Por Maurício Caleiro, no blog Cinema & Outras Artes:
O jornalista e blogueiro Luis Nassif publicou hoje um texto, intitulado “Luiza Erundina: tudo por uma foto” em que analisa a renúncia da deputada federal (PSB/SP) à candidatura de vice-prefeita pelo PT/SP, na chapa liderada por Fernando Haddad. O texto que se segue ao mencionado post, abaixo reproduzido, é uma resposta às críticas de Nassif.
“Luiza Erundina: tudo por uma foto”
“Tenho um carinho histórico por Luiza Erundina.
Quando foi alvo de uma tentativa de golpe por parte do Tribunal de Contas do Município (TCM) devo ter sido o único jornalista a sair em sua defesa. Tinha o programa Dinheiro Vivo, na TV Gazeta, de público majoritariamente empresarial. Externei minha indignação que teve ter tido algum peso na decisão do presidente da FIESP (Federação das Indústrias do Estado de São Paulo) Mário Amato, de visitá-la com uma comitiva de empresários, hipotecando-lhe solidariedade.

——————

> [DETALHES DO PROBLEMA] Liste todas as pessoas citadas pelo nome no texto sobre a renúncia de Luiza Erundina.

——————

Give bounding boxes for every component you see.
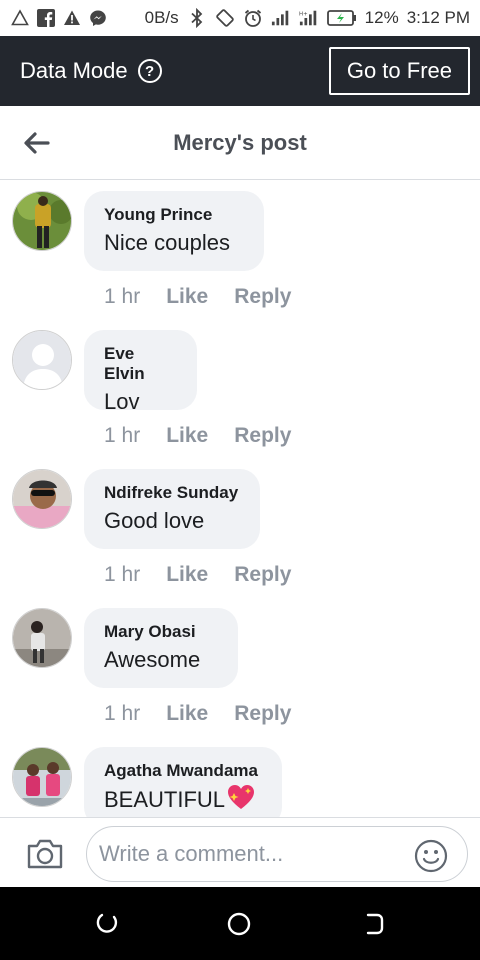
facebook-icon	[36, 8, 56, 28]
comment-bubble[interactable]: Agatha Mwandama BEAUTIFUL	[84, 747, 282, 817]
reply-button[interactable]: Reply	[234, 563, 291, 587]
bluetooth-icon	[187, 8, 207, 28]
messenger-icon	[88, 8, 108, 28]
comment-text: Lov	[104, 389, 140, 414]
comment-item: Eve Elvin Lov 1 hr Like Reply	[0, 320, 480, 459]
alert-triangle-outline-icon	[10, 8, 30, 28]
clock: 3:12 PM	[406, 8, 470, 27]
avatar[interactable]	[12, 469, 72, 529]
smiley-icon[interactable]	[414, 839, 448, 873]
comment-text: BEAUTIFUL	[104, 783, 262, 817]
post-header: Mercy's post	[0, 106, 480, 180]
comment-bubble[interactable]: Eve Elvin Lov	[84, 330, 197, 414]
status-bar-system: 0B/s H+ 12% 3:12 PM	[145, 8, 470, 28]
comment-text-value: BEAUTIFUL	[104, 787, 226, 812]
back-arrow-icon[interactable]	[22, 128, 52, 158]
comment-bubble[interactable]: Ndifreke Sunday Good love	[84, 469, 260, 549]
rotation-icon	[215, 8, 235, 28]
comment-actions: 1 hr Like Reply	[104, 424, 291, 448]
reply-button[interactable]: Reply	[234, 424, 291, 448]
comment-item: Young Prince Nice couples 1 hr Like Repl…	[0, 181, 480, 320]
reply-button[interactable]: Reply	[234, 702, 291, 726]
comment-author[interactable]: Young Prince	[104, 205, 244, 225]
screen: 0B/s H+ 12% 3:12 PM Data Mode ? Go to Fr…	[0, 0, 480, 960]
comment-bubble[interactable]: Mary Obasi Awesome	[84, 608, 238, 688]
home-icon[interactable]	[226, 911, 252, 937]
recent-apps-icon[interactable]	[94, 911, 120, 937]
comment-author[interactable]: Eve Elvin	[104, 344, 177, 384]
like-button[interactable]: Like	[166, 702, 208, 726]
svg-text:H+: H+	[299, 11, 308, 17]
battery-percent: 12%	[364, 8, 399, 27]
like-button[interactable]: Like	[166, 424, 208, 448]
camera-icon[interactable]	[26, 838, 64, 870]
status-bar-notifications	[10, 8, 108, 28]
comment-actions: 1 hr Like Reply	[104, 563, 291, 587]
status-bar: 0B/s H+ 12% 3:12 PM	[0, 0, 480, 36]
go-to-free-button[interactable]: Go to Free	[328, 47, 470, 95]
comment-time: 1 hr	[104, 702, 141, 725]
sparkling-heart-icon	[226, 783, 256, 817]
avatar[interactable]	[12, 608, 72, 668]
signal-icon	[271, 8, 291, 28]
alarm-icon	[243, 8, 263, 28]
page-title: Mercy's post	[173, 129, 307, 155]
help-icon[interactable]: ?	[137, 59, 162, 83]
comment-input[interactable]	[86, 826, 468, 882]
comment-author[interactable]: Ndifreke Sunday	[104, 483, 240, 503]
comment-composer	[0, 817, 480, 887]
comment-actions: 1 hr Like Reply	[104, 702, 291, 726]
comment-time: 1 hr	[104, 563, 141, 586]
like-button[interactable]: Like	[166, 285, 208, 309]
comment-time: 1 hr	[104, 424, 141, 447]
android-nav-bar	[0, 887, 480, 960]
comment-actions: 1 hr Like Reply	[104, 285, 291, 309]
signal-h-icon: H+	[299, 8, 319, 28]
comment-text: Nice couples	[104, 230, 230, 255]
comment-time: 1 hr	[104, 285, 141, 308]
like-button[interactable]: Like	[166, 563, 208, 587]
comment-author[interactable]: Agatha Mwandama	[104, 761, 262, 781]
avatar[interactable]	[12, 330, 72, 390]
comment-item: Ndifreke Sunday Good love 1 hr Like Repl…	[0, 459, 480, 598]
network-speed: 0B/s	[144, 8, 179, 27]
comment-text: Good love	[104, 508, 205, 533]
comment-item: Agatha Mwandama BEAUTIFUL	[0, 737, 480, 817]
back-icon[interactable]	[360, 911, 386, 937]
comment-list: Young Prince Nice couples 1 hr Like Repl…	[0, 181, 480, 817]
avatar[interactable]	[12, 191, 72, 251]
comment-item: Mary Obasi Awesome 1 hr Like Reply	[0, 598, 480, 737]
data-mode-label: Data Mode	[20, 58, 128, 83]
reply-button[interactable]: Reply	[234, 285, 291, 309]
data-mode-bar: Data Mode ? Go to Free	[0, 36, 480, 106]
comment-author[interactable]: Mary Obasi	[104, 622, 218, 642]
avatar[interactable]	[12, 747, 72, 807]
comment-text: Awesome	[104, 647, 201, 672]
comment-bubble[interactable]: Young Prince Nice couples	[84, 191, 264, 271]
warning-icon	[62, 8, 82, 28]
battery-charging-icon	[326, 8, 357, 28]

——————

> [RESPOSTA ESPERADA] Maurício Caleiro, Luis Nassif, Luiza Erundina, Fernando Haddad, Mário Amato